▶ **Instruction**: Reproduce the records that follow in full, excluding any picture they contain.
─── Material to process
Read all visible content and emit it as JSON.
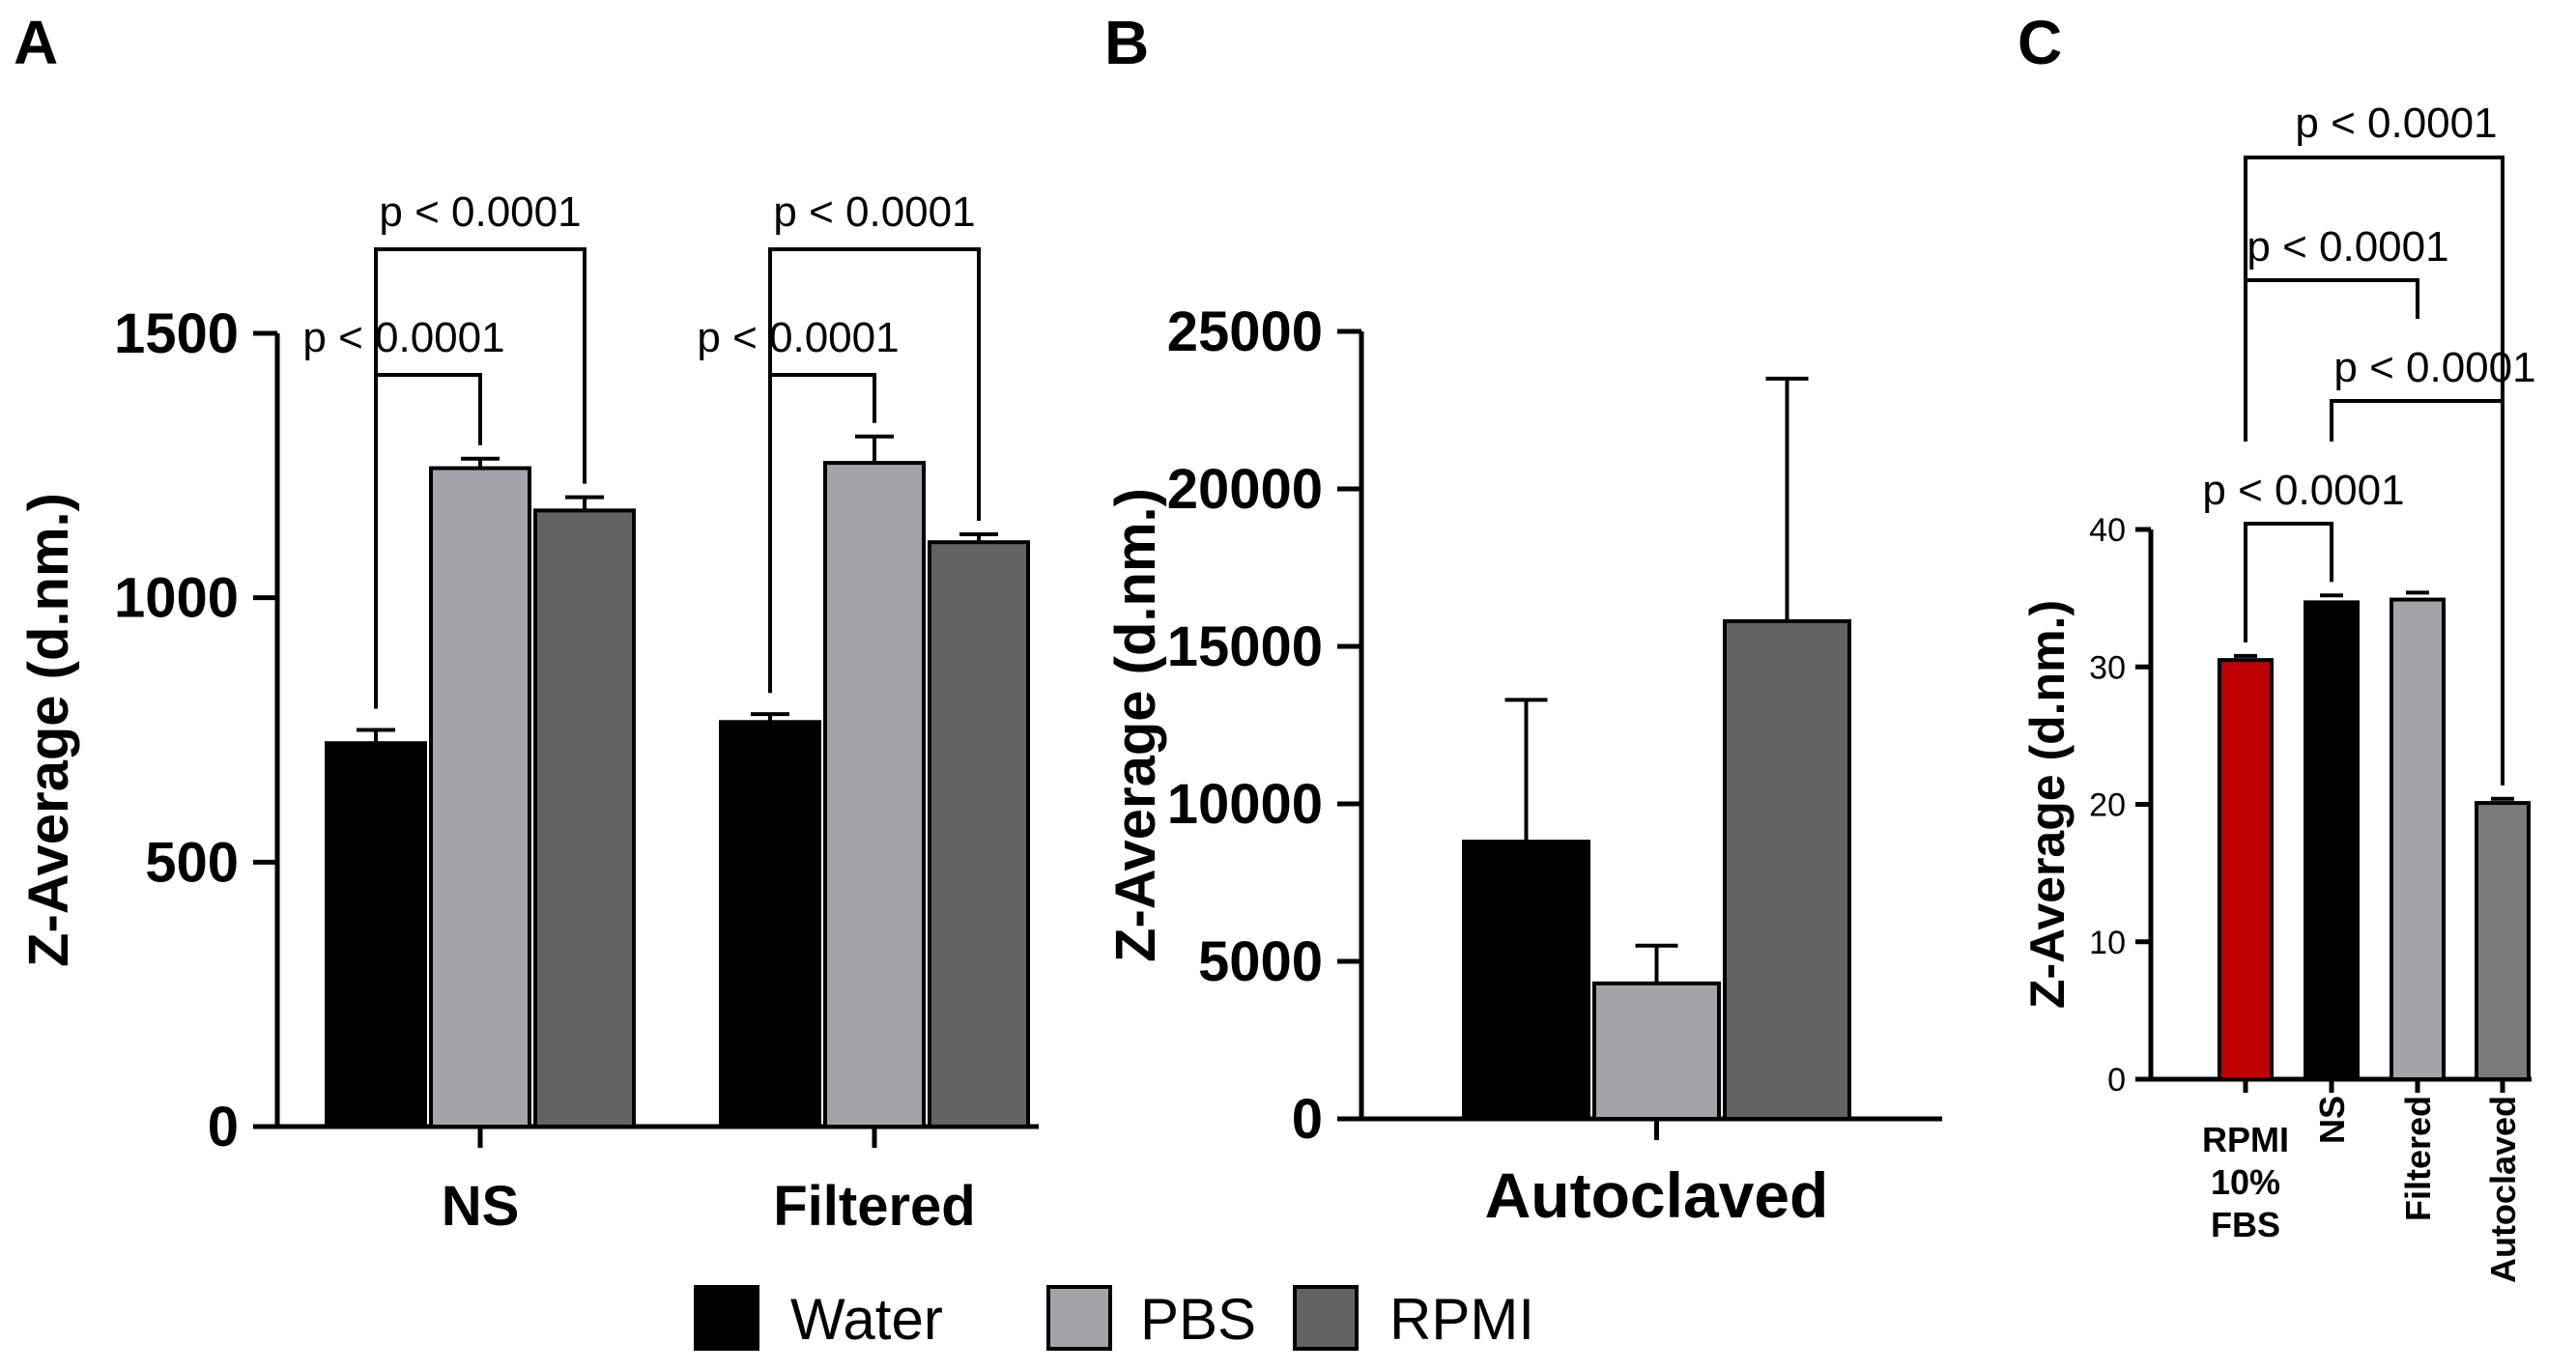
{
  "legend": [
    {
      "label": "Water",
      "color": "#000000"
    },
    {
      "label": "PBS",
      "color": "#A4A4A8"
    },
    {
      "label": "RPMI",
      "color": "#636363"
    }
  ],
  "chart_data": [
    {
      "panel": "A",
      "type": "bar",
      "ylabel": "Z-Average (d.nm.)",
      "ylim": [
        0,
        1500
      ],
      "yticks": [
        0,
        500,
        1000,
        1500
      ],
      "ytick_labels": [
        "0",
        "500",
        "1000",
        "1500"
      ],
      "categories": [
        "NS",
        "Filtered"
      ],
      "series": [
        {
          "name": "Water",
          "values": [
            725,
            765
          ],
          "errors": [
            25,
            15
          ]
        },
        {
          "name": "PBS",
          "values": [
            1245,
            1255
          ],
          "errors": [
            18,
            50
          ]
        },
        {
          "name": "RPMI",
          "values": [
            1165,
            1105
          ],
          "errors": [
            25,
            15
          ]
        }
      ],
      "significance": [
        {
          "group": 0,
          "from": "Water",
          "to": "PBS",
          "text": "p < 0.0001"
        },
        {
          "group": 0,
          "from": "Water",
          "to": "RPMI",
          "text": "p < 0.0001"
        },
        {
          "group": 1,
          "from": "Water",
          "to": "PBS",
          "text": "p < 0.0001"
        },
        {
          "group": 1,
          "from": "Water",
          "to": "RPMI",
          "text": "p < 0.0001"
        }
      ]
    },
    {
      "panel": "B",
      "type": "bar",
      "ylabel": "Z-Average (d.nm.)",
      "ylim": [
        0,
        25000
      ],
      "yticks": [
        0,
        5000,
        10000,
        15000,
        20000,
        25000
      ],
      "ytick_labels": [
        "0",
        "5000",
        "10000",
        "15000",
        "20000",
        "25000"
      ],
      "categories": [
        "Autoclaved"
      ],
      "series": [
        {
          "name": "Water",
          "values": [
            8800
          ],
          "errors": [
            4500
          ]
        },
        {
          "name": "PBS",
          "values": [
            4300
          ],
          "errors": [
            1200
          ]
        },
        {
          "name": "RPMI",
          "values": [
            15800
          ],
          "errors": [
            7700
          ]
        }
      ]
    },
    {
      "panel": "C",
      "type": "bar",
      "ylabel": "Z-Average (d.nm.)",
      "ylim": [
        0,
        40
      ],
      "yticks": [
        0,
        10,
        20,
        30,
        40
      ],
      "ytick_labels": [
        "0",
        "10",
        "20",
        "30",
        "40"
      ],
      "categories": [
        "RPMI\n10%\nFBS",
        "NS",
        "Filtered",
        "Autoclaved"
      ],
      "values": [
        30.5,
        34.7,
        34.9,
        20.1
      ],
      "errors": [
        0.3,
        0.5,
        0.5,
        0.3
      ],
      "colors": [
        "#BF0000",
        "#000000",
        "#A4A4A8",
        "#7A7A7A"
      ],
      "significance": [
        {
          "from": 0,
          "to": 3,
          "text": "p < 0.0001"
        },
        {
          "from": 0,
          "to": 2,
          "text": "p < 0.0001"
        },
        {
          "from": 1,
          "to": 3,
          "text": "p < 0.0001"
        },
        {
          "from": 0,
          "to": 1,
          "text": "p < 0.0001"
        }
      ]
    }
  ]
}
──────
▶ **Written response**:
Read all visible content and emit it as JSON.
{
  "legend": [
    {
      "label": "Water",
      "color": "#000000"
    },
    {
      "label": "PBS",
      "color": "#A4A4A8"
    },
    {
      "label": "RPMI",
      "color": "#636363"
    }
  ],
  "chart_data": [
    {
      "panel": "A",
      "type": "bar",
      "ylabel": "Z-Average (d.nm.)",
      "ylim": [
        0,
        1500
      ],
      "yticks": [
        0,
        500,
        1000,
        1500
      ],
      "ytick_labels": [
        "0",
        "500",
        "1000",
        "1500"
      ],
      "categories": [
        "NS",
        "Filtered"
      ],
      "series": [
        {
          "name": "Water",
          "values": [
            725,
            765
          ],
          "errors": [
            25,
            15
          ]
        },
        {
          "name": "PBS",
          "values": [
            1245,
            1255
          ],
          "errors": [
            18,
            50
          ]
        },
        {
          "name": "RPMI",
          "values": [
            1165,
            1105
          ],
          "errors": [
            25,
            15
          ]
        }
      ],
      "significance": [
        {
          "group": 0,
          "from": "Water",
          "to": "PBS",
          "text": "p < 0.0001"
        },
        {
          "group": 0,
          "from": "Water",
          "to": "RPMI",
          "text": "p < 0.0001"
        },
        {
          "group": 1,
          "from": "Water",
          "to": "PBS",
          "text": "p < 0.0001"
        },
        {
          "group": 1,
          "from": "Water",
          "to": "RPMI",
          "text": "p < 0.0001"
        }
      ]
    },
    {
      "panel": "B",
      "type": "bar",
      "ylabel": "Z-Average (d.nm.)",
      "ylim": [
        0,
        25000
      ],
      "yticks": [
        0,
        5000,
        10000,
        15000,
        20000,
        25000
      ],
      "ytick_labels": [
        "0",
        "5000",
        "10000",
        "15000",
        "20000",
        "25000"
      ],
      "categories": [
        "Autoclaved"
      ],
      "series": [
        {
          "name": "Water",
          "values": [
            8800
          ],
          "errors": [
            4500
          ]
        },
        {
          "name": "PBS",
          "values": [
            4300
          ],
          "errors": [
            1200
          ]
        },
        {
          "name": "RPMI",
          "values": [
            15800
          ],
          "errors": [
            7700
          ]
        }
      ]
    },
    {
      "panel": "C",
      "type": "bar",
      "ylabel": "Z-Average (d.nm.)",
      "ylim": [
        0,
        40
      ],
      "yticks": [
        0,
        10,
        20,
        30,
        40
      ],
      "ytick_labels": [
        "0",
        "10",
        "20",
        "30",
        "40"
      ],
      "categories": [
        "RPMI\n10%\nFBS",
        "NS",
        "Filtered",
        "Autoclaved"
      ],
      "values": [
        30.5,
        34.7,
        34.9,
        20.1
      ],
      "errors": [
        0.3,
        0.5,
        0.5,
        0.3
      ],
      "colors": [
        "#BF0000",
        "#000000",
        "#A4A4A8",
        "#7A7A7A"
      ],
      "significance": [
        {
          "from": 0,
          "to": 3,
          "text": "p < 0.0001"
        },
        {
          "from": 0,
          "to": 2,
          "text": "p < 0.0001"
        },
        {
          "from": 1,
          "to": 3,
          "text": "p < 0.0001"
        },
        {
          "from": 0,
          "to": 1,
          "text": "p < 0.0001"
        }
      ]
    }
  ]
}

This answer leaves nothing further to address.